[Start Extracted information]

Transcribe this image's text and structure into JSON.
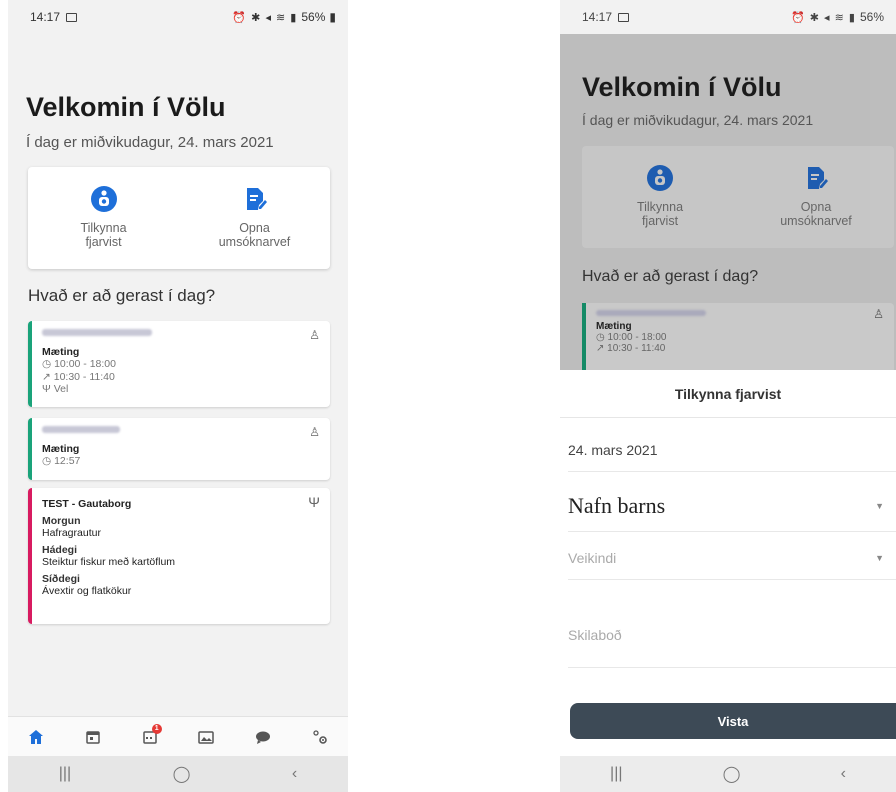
{
  "left": {
    "status": {
      "time": "14:17",
      "battery": "56%"
    },
    "title": "Velkomin í Völu",
    "date": "Í dag er miðvikudagur, 24. mars 2021",
    "actions": [
      {
        "label": "Tilkynna\nfjarvist",
        "icon": "person-info-icon"
      },
      {
        "label": "Opna\numsóknarvef",
        "icon": "document-edit-icon"
      }
    ],
    "section_title": "Hvað er að gerast í dag?",
    "cards": [
      {
        "color": "#1aa37a",
        "type": "Mæting",
        "time1": "10:00 - 18:00",
        "time2": "10:30 - 11:40",
        "food": "Vel"
      },
      {
        "color": "#1aa37a",
        "type": "Mæting",
        "time1": "12:57"
      },
      {
        "color": "#d81b60",
        "title": "TEST - Gautaborg",
        "meals": [
          {
            "heading": "Morgun",
            "text": "Hafragrautur"
          },
          {
            "heading": "Hádegi",
            "text": "Steiktur fiskur með kartöflum"
          },
          {
            "heading": "Síðdegi",
            "text": "Ávextir og flatkökur"
          }
        ]
      }
    ],
    "nav": [
      {
        "icon": "home-icon",
        "active": true
      },
      {
        "icon": "calendar-icon"
      },
      {
        "icon": "calendar-badge-icon",
        "badge": "1"
      },
      {
        "icon": "gallery-icon"
      },
      {
        "icon": "chat-icon"
      },
      {
        "icon": "settings-icon"
      }
    ],
    "sysnav": [
      "|||",
      "◯",
      "‹"
    ]
  },
  "right": {
    "status": {
      "time": "14:17",
      "battery": "56%"
    },
    "title": "Velkomin í Völu",
    "date": "Í dag er miðvikudagur, 24. mars 2021",
    "actions": [
      {
        "label": "Tilkynna\nfjarvist"
      },
      {
        "label": "Opna\numsóknarvef"
      }
    ],
    "section_title": "Hvað er að gerast í dag?",
    "card": {
      "type": "Mæting",
      "time1": "10:00 - 18:00",
      "time2": "10:30 - 11:40"
    },
    "sheet": {
      "title": "Tilkynna fjarvist",
      "date_value": "24. mars 2021",
      "child_label": "Nafn barns",
      "reason_placeholder": "Veikindi",
      "message_placeholder": "Skilaboð",
      "save_label": "Vista"
    },
    "sysnav": [
      "|||",
      "◯",
      "‹"
    ]
  },
  "colors": {
    "accent": "#1e6fd9",
    "green": "#1aa37a",
    "pink": "#d81b60",
    "save": "#3d4a56",
    "badge": "#e53935"
  }
}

[End Extracted information]

Written problem: Copy all lines from the listing that contain "calendar".

Answer for the task:
        "icon": "calendar-icon"
        "icon": "calendar-badge-icon",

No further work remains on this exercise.